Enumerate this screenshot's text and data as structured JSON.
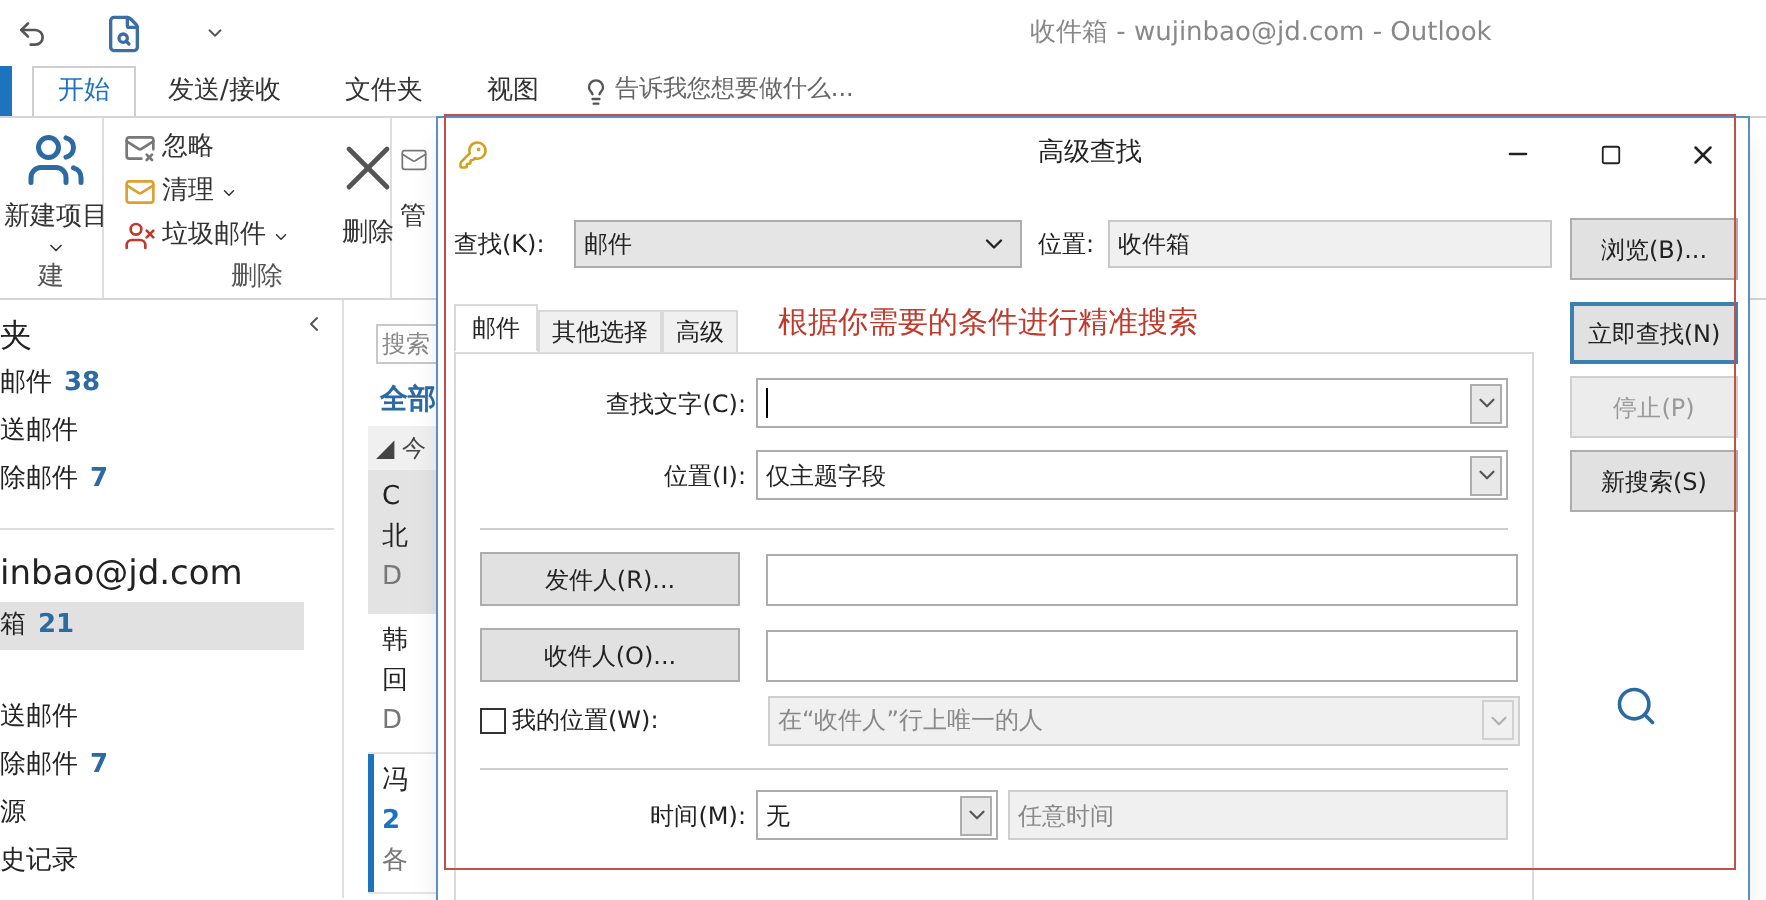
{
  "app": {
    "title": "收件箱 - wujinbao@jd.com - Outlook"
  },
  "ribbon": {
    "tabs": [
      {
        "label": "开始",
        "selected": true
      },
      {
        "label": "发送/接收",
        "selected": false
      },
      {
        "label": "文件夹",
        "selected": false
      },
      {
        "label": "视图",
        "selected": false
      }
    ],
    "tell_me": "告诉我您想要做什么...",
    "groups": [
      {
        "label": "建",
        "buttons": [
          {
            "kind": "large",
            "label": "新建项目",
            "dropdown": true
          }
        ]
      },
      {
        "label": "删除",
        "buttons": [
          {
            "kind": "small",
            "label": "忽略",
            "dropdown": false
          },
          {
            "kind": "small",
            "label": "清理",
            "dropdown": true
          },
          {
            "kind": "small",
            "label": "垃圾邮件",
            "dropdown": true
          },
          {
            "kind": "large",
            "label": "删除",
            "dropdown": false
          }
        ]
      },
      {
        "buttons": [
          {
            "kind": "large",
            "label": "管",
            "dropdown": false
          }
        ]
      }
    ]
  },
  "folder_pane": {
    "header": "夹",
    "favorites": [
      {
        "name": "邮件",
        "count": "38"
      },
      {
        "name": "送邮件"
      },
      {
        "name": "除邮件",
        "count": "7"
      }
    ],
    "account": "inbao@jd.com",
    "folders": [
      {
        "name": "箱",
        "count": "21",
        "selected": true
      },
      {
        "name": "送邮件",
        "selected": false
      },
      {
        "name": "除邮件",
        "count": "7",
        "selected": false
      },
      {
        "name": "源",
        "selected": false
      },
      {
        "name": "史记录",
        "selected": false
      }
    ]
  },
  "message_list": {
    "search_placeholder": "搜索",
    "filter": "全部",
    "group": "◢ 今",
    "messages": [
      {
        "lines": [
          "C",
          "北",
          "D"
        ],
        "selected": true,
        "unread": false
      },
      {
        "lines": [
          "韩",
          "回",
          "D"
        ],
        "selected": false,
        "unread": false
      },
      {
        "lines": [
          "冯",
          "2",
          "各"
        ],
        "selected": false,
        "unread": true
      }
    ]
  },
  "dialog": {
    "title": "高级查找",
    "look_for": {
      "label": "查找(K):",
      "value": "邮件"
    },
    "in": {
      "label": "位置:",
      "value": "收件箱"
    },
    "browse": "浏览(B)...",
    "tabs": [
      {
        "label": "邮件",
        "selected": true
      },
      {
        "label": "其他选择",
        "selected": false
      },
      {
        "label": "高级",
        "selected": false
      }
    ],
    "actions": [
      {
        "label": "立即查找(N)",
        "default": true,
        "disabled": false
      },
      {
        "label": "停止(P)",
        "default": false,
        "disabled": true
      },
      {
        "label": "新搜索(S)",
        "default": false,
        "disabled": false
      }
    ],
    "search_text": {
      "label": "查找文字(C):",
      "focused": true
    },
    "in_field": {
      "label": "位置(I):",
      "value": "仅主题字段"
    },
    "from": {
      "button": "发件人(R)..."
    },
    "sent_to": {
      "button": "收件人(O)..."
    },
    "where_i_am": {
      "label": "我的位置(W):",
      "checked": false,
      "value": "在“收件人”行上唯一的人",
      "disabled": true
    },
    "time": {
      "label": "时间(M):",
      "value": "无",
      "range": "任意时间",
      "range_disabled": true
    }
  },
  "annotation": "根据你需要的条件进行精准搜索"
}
--
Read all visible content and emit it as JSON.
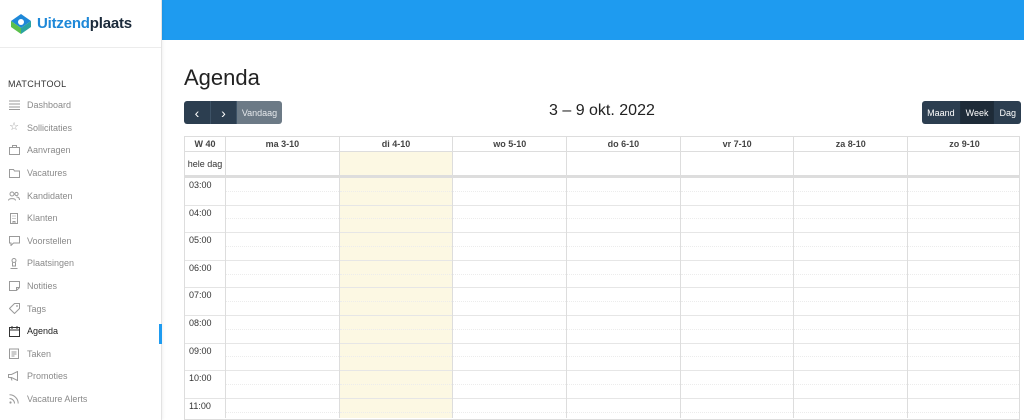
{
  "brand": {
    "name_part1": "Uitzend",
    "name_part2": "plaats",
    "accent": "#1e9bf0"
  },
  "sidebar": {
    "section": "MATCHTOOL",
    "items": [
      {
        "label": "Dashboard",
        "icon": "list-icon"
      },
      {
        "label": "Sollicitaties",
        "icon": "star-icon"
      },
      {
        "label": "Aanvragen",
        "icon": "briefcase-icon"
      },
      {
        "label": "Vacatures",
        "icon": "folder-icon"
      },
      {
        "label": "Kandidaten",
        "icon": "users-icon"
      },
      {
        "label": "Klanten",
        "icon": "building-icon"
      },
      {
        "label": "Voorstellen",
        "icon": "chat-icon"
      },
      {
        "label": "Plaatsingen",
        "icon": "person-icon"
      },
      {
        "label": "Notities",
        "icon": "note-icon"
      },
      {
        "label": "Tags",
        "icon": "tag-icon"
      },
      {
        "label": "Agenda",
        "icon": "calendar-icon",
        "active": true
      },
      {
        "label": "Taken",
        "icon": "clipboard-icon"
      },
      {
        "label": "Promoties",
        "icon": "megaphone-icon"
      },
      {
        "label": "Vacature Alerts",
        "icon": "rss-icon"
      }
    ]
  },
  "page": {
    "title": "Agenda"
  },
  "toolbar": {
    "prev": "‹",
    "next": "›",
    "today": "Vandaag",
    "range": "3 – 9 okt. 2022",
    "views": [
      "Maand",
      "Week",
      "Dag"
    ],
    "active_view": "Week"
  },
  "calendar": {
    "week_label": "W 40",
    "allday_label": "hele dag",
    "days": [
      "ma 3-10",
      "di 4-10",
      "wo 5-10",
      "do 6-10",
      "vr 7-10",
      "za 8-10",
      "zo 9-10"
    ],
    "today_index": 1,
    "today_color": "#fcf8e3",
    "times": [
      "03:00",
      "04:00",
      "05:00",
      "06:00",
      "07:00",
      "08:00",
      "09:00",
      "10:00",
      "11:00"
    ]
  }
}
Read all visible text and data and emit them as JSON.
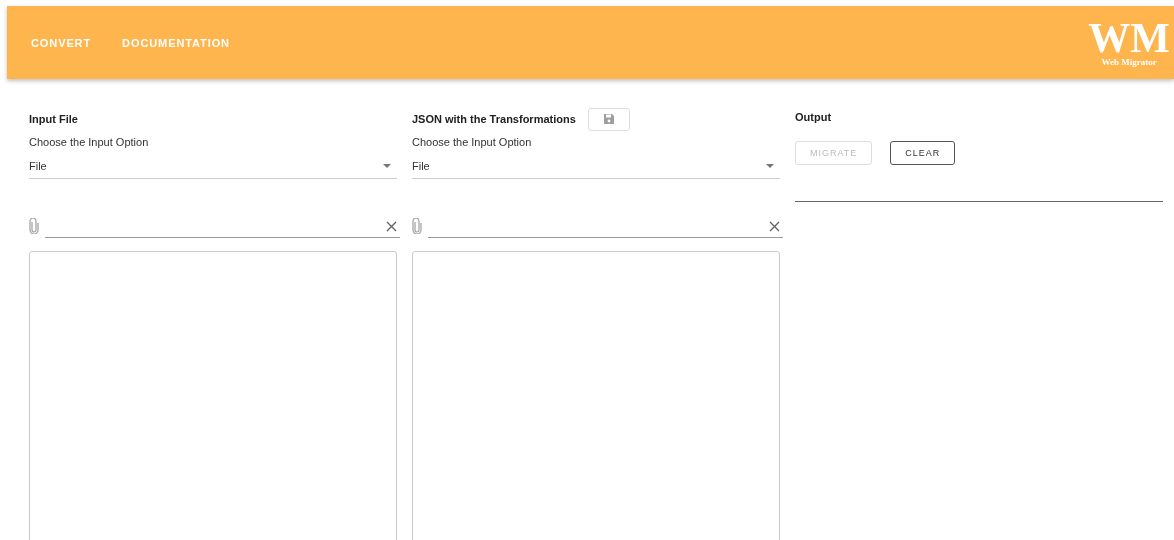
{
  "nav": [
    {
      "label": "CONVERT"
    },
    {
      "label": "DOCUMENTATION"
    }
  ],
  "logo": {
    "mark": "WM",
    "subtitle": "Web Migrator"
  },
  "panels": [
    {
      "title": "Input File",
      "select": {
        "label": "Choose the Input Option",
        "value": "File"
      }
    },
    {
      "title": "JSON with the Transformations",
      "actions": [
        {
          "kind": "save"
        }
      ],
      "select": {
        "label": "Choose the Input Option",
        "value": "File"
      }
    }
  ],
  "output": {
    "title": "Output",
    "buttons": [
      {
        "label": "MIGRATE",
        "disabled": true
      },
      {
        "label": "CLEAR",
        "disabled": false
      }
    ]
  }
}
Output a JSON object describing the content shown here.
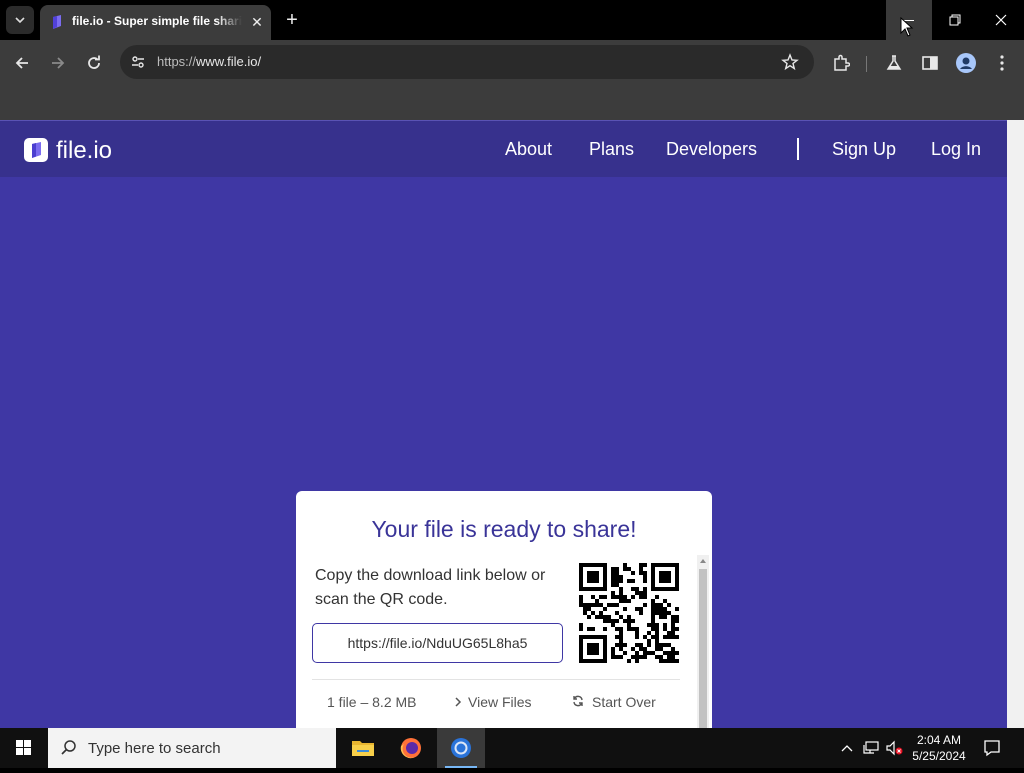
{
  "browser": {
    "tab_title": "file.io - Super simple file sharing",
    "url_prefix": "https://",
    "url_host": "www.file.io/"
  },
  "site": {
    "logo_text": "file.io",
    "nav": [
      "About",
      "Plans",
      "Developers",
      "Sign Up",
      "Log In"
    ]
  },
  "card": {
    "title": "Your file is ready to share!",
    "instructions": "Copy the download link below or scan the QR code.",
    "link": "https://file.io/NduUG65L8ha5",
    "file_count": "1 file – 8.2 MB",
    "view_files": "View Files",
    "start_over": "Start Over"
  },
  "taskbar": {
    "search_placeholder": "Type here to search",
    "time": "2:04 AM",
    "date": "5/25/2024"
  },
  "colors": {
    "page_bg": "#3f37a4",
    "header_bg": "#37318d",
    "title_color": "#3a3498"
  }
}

■ YOUR TASK ■
Using the listing above, list every line in which the string "emit" occurs.

■ ANSWER TO THIS TASK ■
Read all visible content and emit it as JSON.
Read all visible text and data and emit them as JSON.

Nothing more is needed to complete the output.